WRITTEN TASK → Transcribe all of the records precisely as they are presented.

Source data

-=-=-

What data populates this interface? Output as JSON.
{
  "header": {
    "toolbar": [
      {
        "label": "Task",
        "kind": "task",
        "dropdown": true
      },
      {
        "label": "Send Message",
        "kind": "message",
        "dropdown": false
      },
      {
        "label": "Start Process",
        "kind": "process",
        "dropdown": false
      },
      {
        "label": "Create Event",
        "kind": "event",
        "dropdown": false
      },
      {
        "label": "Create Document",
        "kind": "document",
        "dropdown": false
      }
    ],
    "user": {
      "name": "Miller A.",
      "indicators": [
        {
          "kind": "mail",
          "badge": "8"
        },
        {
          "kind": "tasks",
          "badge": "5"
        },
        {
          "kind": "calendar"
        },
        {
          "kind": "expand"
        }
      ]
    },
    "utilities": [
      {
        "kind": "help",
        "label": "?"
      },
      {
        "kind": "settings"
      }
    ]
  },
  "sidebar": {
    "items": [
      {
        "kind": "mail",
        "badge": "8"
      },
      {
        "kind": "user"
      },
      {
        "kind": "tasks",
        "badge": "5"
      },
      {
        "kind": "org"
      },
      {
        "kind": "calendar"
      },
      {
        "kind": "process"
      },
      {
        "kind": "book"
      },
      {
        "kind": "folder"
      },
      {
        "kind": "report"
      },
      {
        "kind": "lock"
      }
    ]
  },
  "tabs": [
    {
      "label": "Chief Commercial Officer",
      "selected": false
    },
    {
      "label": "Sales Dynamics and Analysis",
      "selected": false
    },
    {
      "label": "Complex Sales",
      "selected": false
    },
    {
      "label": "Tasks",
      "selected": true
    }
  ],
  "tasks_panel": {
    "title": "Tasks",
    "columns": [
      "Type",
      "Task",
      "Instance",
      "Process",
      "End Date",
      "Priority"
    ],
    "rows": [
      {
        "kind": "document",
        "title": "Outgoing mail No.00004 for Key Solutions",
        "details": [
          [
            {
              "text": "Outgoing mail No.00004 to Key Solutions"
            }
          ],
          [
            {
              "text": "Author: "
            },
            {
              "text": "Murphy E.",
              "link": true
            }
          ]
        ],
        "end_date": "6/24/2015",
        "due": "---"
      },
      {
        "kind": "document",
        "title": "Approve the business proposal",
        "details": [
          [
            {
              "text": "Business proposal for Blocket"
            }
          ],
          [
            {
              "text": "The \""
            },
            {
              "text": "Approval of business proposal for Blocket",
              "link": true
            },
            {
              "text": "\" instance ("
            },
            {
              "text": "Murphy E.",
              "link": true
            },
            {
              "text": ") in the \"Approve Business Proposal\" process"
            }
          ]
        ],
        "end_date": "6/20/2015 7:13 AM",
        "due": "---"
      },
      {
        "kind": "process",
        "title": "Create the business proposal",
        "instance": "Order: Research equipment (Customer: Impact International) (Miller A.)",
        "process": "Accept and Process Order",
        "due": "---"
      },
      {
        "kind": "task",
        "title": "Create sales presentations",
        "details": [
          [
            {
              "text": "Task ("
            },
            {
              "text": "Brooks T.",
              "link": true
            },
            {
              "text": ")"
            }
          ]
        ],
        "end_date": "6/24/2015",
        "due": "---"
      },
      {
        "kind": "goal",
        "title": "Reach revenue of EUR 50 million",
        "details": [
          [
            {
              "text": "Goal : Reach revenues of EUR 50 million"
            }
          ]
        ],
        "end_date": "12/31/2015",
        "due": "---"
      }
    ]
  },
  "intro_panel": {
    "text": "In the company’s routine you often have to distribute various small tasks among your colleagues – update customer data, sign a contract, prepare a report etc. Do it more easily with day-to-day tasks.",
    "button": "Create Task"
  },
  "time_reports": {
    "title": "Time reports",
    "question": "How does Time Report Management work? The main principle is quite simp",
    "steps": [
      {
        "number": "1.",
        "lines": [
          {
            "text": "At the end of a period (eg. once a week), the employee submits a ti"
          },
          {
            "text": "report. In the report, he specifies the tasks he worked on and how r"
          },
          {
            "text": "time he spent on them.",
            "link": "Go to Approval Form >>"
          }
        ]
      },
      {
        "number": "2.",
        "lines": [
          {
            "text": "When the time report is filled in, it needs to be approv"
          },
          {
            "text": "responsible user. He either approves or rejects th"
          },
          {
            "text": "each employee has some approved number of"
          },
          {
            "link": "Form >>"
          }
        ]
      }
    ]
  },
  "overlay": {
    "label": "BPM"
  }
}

-=-=-

OUTPUT FOR THIS TASK →
What data populates this interface? Output as JSON.
{
  "header": {
    "toolbar": [
      {
        "label": "Task",
        "kind": "task",
        "dropdown": true
      },
      {
        "label": "Send Message",
        "kind": "message",
        "dropdown": false
      },
      {
        "label": "Start Process",
        "kind": "process",
        "dropdown": false
      },
      {
        "label": "Create Event",
        "kind": "event",
        "dropdown": false
      },
      {
        "label": "Create Document",
        "kind": "document",
        "dropdown": false
      }
    ],
    "user": {
      "name": "Miller A.",
      "indicators": [
        {
          "kind": "mail",
          "badge": "8"
        },
        {
          "kind": "tasks",
          "badge": "5"
        },
        {
          "kind": "calendar"
        },
        {
          "kind": "expand"
        }
      ]
    },
    "utilities": [
      {
        "kind": "help",
        "label": "?"
      },
      {
        "kind": "settings"
      }
    ]
  },
  "sidebar": {
    "items": [
      {
        "kind": "mail",
        "badge": "8"
      },
      {
        "kind": "user"
      },
      {
        "kind": "tasks",
        "badge": "5"
      },
      {
        "kind": "org"
      },
      {
        "kind": "calendar"
      },
      {
        "kind": "process"
      },
      {
        "kind": "book"
      },
      {
        "kind": "folder"
      },
      {
        "kind": "report"
      },
      {
        "kind": "lock"
      }
    ]
  },
  "tabs": [
    {
      "label": "Chief Commercial Officer",
      "selected": false
    },
    {
      "label": "Sales Dynamics and Analysis",
      "selected": false
    },
    {
      "label": "Complex Sales",
      "selected": false
    },
    {
      "label": "Tasks",
      "selected": true
    }
  ],
  "tasks_panel": {
    "title": "Tasks",
    "columns": [
      "Type",
      "Task",
      "Instance",
      "Process",
      "End Date",
      "Priority"
    ],
    "rows": [
      {
        "kind": "document",
        "title": "Outgoing mail No.00004 for Key Solutions",
        "details": [
          [
            {
              "text": "Outgoing mail No.00004 to Key Solutions"
            }
          ],
          [
            {
              "text": "Author: "
            },
            {
              "text": "Murphy E.",
              "link": true
            }
          ]
        ],
        "end_date": "6/24/2015",
        "due": "---"
      },
      {
        "kind": "document",
        "title": "Approve the business proposal",
        "details": [
          [
            {
              "text": "Business proposal for Blocket"
            }
          ],
          [
            {
              "text": "The \""
            },
            {
              "text": "Approval of business proposal for Blocket",
              "link": true
            },
            {
              "text": "\" instance ("
            },
            {
              "text": "Murphy E.",
              "link": true
            },
            {
              "text": ") in the \"Approve Business Proposal\" process"
            }
          ]
        ],
        "end_date": "6/20/2015 7:13 AM",
        "due": "---"
      },
      {
        "kind": "process",
        "title": "Create the business proposal",
        "instance": "Order: Research equipment (Customer: Impact International) (Miller A.)",
        "process": "Accept and Process Order",
        "due": "---"
      },
      {
        "kind": "task",
        "title": "Create sales presentations",
        "details": [
          [
            {
              "text": "Task ("
            },
            {
              "text": "Brooks T.",
              "link": true
            },
            {
              "text": ")"
            }
          ]
        ],
        "end_date": "6/24/2015",
        "due": "---"
      },
      {
        "kind": "goal",
        "title": "Reach revenue of EUR 50 million",
        "details": [
          [
            {
              "text": "Goal : Reach revenues of EUR 50 million"
            }
          ]
        ],
        "end_date": "12/31/2015",
        "due": "---"
      }
    ]
  },
  "intro_panel": {
    "text": "In the company’s routine you often have to distribute various small tasks among your colleagues – update customer data, sign a contract, prepare a report etc. Do it more easily with day-to-day tasks.",
    "button": "Create Task"
  },
  "time_reports": {
    "title": "Time reports",
    "question": "How does Time Report Management work? The main principle is quite simp",
    "steps": [
      {
        "number": "1.",
        "lines": [
          {
            "text": "At the end of a period (eg. once a week), the employee submits a ti"
          },
          {
            "text": "report. In the report, he specifies the tasks he worked on and how r"
          },
          {
            "text": "time he spent on them.",
            "link": "Go to Approval Form >>"
          }
        ]
      },
      {
        "number": "2.",
        "lines": [
          {
            "text": "When the time report is filled in, it needs to be approv"
          },
          {
            "text": "responsible user. He either approves or rejects th"
          },
          {
            "text": "each employee has some approved number of"
          },
          {
            "link": "Form >>"
          }
        ]
      }
    ]
  },
  "overlay": {
    "label": "BPM"
  }
}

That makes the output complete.